The problem ::
For each line in the data below that holds "color", return a copy.
━━ Task input ━━
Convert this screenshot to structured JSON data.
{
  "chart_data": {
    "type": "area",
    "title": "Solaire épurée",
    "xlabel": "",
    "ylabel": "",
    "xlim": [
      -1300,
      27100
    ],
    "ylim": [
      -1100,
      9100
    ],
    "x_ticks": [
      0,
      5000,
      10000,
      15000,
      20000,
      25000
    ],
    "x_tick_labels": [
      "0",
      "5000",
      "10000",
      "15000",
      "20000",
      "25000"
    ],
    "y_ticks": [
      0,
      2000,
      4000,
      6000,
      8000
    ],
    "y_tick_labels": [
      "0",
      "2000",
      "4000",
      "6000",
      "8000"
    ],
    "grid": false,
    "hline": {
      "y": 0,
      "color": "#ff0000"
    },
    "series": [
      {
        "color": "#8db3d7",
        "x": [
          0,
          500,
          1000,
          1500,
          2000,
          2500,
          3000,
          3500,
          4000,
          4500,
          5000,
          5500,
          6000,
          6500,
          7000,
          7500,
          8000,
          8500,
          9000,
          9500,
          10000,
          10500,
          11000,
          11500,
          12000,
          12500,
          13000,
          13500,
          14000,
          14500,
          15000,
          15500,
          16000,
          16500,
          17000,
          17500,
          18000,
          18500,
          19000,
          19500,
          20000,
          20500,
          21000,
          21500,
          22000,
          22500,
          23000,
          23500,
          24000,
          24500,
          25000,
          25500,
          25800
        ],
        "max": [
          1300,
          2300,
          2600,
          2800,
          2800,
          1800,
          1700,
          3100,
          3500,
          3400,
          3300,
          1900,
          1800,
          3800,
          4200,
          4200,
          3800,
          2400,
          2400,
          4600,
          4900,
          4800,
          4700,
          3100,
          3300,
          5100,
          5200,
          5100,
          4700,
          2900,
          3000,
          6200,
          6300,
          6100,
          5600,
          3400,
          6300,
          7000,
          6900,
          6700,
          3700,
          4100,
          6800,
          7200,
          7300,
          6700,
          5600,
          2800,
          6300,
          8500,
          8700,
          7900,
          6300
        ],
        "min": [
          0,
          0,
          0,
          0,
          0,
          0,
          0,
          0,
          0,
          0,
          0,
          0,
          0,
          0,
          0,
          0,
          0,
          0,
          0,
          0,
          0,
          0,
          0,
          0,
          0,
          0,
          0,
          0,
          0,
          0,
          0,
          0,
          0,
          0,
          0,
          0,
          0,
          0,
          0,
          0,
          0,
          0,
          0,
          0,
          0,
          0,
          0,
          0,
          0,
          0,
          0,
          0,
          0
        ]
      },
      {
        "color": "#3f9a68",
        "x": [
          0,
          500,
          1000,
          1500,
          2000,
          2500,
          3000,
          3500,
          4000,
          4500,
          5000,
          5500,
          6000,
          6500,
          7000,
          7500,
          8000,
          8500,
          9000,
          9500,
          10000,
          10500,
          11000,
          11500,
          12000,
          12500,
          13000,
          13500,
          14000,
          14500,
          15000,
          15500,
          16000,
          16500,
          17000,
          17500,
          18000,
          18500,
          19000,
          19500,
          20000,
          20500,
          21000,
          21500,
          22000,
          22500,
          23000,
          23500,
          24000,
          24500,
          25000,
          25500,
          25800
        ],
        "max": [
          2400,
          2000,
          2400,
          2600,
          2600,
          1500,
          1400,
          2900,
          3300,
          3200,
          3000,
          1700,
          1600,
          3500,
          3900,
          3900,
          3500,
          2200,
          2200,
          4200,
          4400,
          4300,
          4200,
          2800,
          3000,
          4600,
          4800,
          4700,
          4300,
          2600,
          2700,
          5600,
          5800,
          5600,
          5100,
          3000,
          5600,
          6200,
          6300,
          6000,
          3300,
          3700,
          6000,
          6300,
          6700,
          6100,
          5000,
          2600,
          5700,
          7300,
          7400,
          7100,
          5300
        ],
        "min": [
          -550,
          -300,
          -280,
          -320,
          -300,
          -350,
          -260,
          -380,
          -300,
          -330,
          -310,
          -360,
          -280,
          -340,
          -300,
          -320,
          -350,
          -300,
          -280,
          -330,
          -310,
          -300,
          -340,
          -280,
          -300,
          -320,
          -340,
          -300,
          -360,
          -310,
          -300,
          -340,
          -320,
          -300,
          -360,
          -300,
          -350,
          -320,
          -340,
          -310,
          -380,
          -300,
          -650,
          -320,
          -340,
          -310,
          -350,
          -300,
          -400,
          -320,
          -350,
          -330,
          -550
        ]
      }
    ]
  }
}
━━━
Solution to this task ::
      "color": "#ff0000"
        "color": "#8db3d7",
        "color": "#3f9a68",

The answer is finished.